▶ **Saved entries**:
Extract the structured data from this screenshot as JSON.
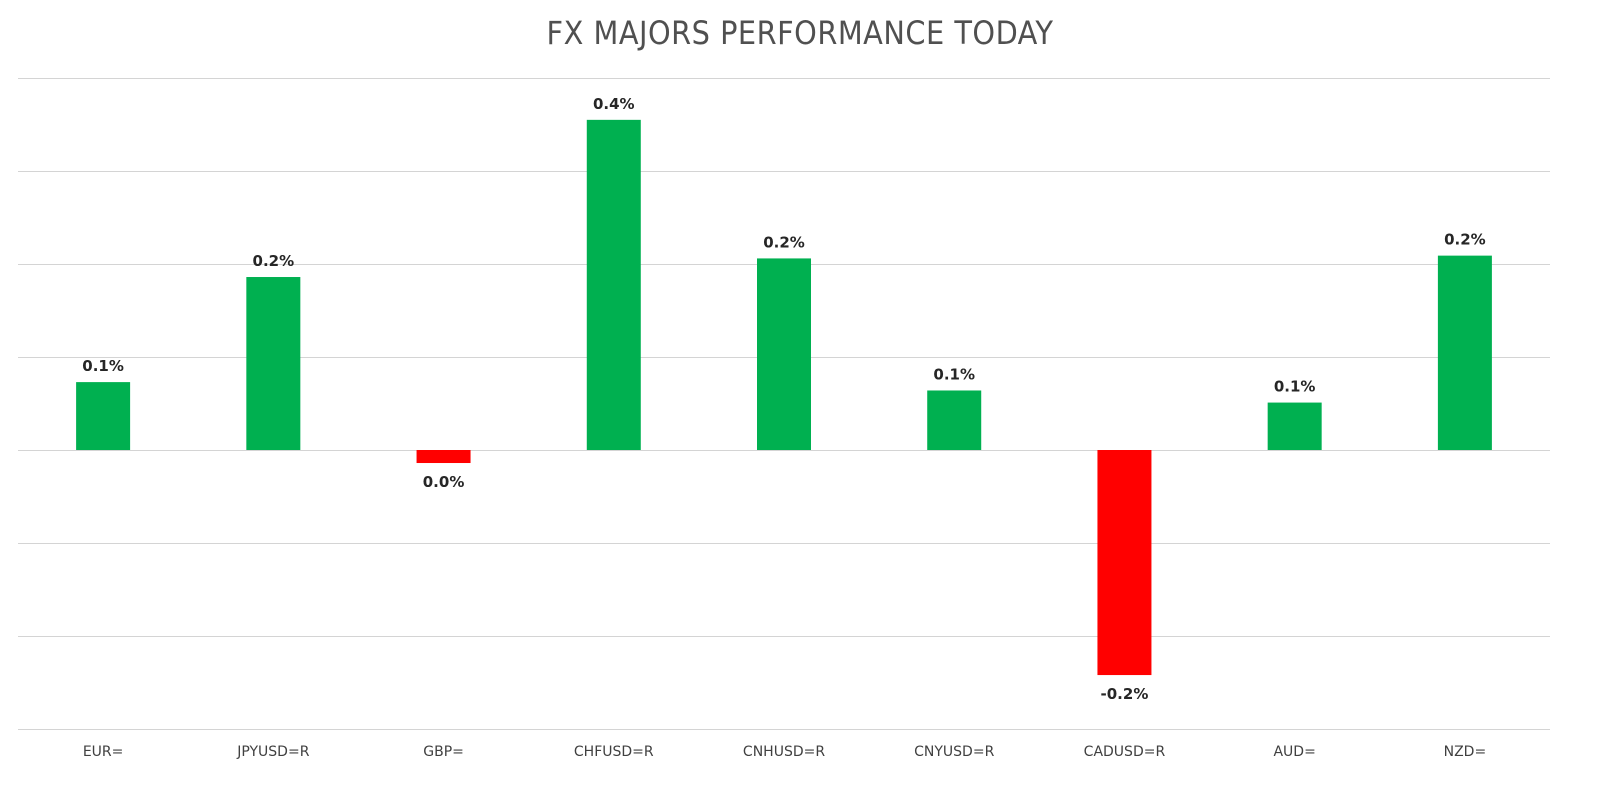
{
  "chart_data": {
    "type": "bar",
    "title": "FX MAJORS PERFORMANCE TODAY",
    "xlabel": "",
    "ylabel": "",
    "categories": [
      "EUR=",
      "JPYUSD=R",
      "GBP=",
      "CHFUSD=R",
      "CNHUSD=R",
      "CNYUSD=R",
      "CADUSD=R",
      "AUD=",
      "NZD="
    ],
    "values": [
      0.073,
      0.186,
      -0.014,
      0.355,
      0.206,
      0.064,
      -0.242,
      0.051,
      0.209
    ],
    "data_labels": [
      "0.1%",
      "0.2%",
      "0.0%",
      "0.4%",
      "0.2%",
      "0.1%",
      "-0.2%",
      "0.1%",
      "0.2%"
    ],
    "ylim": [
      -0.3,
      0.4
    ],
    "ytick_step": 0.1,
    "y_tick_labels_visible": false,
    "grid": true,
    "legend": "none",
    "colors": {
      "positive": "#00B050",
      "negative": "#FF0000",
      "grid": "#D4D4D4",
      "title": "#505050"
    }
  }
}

* * *

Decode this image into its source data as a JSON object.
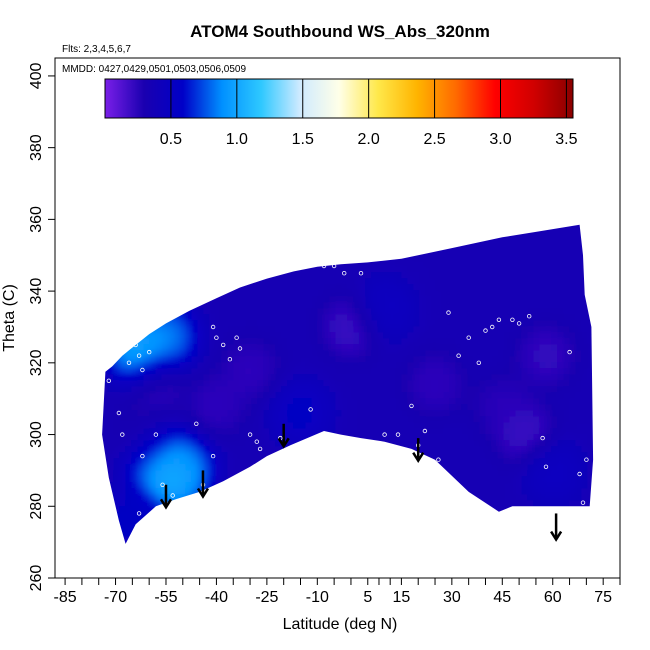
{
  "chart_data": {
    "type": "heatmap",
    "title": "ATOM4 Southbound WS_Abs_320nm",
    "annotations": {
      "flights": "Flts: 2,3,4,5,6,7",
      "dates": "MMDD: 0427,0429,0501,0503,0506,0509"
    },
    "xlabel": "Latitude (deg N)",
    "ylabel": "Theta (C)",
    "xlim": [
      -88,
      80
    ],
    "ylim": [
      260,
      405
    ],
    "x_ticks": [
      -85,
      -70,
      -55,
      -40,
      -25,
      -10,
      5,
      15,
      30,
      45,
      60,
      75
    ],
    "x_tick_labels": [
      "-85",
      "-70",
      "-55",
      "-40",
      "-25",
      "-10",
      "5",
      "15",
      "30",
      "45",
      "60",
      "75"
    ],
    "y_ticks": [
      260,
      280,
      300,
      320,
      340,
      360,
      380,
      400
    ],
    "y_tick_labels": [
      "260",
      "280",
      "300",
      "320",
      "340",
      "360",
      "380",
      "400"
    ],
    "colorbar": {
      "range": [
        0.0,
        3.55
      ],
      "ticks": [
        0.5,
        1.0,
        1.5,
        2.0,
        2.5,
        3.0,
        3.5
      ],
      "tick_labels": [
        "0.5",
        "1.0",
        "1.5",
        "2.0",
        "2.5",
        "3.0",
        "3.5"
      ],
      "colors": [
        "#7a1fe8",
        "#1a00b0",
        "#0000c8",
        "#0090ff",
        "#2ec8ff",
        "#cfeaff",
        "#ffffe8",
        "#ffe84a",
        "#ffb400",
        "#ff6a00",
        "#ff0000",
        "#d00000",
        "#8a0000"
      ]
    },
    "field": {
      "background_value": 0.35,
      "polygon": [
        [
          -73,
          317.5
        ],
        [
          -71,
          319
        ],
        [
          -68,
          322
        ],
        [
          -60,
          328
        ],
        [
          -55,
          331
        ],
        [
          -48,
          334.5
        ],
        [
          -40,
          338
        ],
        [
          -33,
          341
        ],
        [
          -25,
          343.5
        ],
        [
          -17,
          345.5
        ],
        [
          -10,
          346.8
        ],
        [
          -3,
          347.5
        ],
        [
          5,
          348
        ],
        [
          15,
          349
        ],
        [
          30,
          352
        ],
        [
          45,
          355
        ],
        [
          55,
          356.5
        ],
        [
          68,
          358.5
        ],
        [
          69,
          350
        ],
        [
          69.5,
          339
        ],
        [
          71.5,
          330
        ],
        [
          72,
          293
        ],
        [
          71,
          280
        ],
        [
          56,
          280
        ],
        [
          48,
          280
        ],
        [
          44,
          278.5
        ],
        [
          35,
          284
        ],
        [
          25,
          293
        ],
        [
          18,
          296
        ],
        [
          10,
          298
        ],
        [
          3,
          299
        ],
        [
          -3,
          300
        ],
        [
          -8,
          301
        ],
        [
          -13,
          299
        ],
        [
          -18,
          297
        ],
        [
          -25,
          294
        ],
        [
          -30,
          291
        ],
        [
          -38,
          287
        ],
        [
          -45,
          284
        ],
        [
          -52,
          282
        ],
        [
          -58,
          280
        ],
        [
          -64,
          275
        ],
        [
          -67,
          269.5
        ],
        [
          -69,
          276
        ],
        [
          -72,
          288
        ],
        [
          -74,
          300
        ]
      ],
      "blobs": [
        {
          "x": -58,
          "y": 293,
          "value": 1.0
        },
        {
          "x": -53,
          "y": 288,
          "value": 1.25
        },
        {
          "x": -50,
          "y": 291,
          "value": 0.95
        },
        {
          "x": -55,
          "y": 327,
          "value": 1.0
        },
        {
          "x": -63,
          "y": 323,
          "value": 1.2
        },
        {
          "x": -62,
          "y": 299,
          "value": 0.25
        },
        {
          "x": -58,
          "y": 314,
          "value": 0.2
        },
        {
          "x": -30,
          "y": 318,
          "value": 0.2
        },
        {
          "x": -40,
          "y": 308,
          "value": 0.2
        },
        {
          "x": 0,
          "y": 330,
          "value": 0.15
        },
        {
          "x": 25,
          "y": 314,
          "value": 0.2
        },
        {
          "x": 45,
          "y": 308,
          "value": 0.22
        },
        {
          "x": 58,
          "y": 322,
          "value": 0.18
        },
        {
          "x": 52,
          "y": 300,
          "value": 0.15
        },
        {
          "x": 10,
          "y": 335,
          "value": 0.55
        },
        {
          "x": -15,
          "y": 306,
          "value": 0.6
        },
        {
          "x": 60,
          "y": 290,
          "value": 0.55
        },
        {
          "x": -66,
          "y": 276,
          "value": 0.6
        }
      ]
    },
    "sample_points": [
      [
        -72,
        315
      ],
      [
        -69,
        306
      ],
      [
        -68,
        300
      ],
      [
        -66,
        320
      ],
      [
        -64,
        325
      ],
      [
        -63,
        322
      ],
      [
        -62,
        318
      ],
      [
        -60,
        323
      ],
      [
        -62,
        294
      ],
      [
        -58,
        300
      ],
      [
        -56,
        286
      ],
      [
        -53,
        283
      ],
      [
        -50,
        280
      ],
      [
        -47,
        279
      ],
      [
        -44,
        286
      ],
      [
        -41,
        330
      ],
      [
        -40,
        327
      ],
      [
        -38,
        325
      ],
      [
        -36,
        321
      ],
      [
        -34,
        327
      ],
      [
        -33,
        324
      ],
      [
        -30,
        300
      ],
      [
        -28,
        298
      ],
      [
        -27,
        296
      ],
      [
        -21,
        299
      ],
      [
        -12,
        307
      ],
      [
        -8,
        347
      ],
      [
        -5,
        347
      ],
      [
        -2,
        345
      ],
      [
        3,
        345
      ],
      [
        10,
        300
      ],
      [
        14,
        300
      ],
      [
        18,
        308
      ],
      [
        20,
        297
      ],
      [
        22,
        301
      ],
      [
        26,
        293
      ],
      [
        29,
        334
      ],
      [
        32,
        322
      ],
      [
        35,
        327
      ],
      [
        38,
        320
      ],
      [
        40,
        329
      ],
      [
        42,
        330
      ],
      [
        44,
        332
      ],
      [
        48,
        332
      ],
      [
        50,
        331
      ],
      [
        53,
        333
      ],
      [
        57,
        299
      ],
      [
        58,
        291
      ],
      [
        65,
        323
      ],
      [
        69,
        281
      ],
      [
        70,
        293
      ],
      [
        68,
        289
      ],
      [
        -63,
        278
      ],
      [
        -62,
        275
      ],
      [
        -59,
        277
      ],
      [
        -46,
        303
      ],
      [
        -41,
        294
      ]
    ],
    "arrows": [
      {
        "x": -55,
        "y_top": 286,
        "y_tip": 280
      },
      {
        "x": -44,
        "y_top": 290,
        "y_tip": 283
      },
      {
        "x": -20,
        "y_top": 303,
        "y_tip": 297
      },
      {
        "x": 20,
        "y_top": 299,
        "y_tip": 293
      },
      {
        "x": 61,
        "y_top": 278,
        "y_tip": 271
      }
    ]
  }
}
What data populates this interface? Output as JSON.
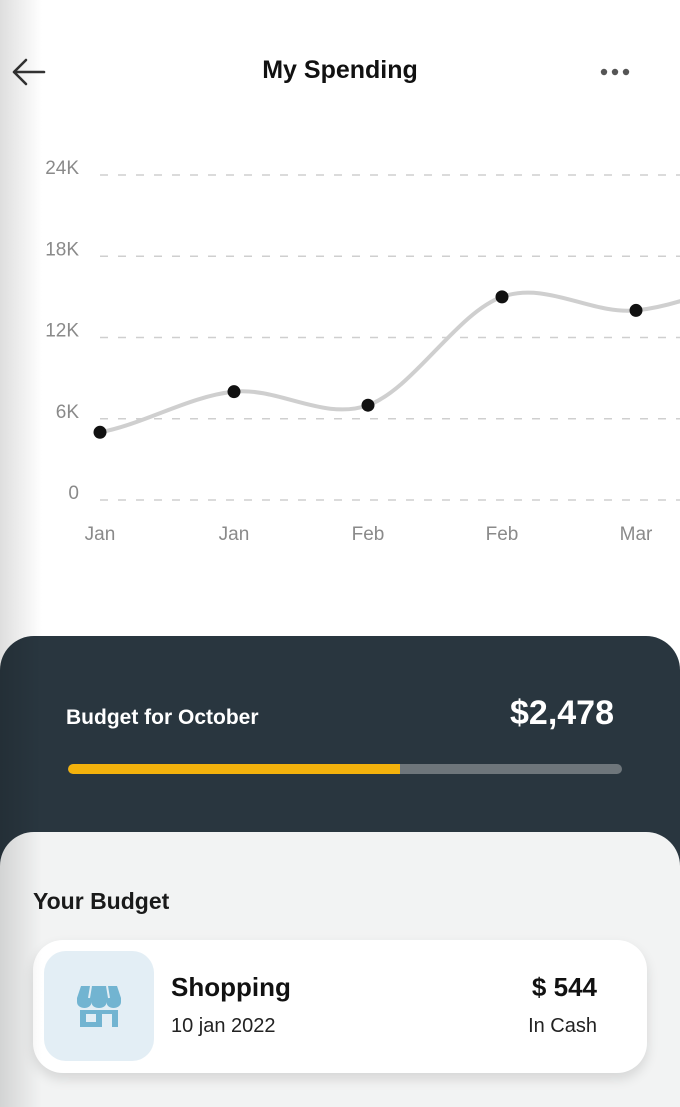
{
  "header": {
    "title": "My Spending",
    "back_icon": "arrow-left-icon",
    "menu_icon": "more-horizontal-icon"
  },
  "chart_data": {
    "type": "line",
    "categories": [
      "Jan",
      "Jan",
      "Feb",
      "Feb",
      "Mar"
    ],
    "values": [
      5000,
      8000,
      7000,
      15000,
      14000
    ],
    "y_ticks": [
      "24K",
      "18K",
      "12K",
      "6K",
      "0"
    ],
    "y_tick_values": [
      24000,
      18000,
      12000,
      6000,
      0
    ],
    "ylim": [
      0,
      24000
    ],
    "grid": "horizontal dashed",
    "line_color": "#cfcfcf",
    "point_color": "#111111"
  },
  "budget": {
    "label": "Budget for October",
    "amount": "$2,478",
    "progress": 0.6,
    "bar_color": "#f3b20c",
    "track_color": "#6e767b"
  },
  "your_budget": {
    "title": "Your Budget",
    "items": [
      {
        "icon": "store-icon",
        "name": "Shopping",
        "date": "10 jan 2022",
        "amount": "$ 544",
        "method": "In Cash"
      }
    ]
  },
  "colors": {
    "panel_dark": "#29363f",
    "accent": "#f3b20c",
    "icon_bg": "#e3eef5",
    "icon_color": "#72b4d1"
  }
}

▶ **THE REQUEST**:
Find the word "this" in the data and show each line that holds it.

▶ **FULL SOLUTION**:
Extract the structured data from this screenshot as JSON.
Decode this image into its source data as a JSON object.
What data populates this interface? Output as JSON.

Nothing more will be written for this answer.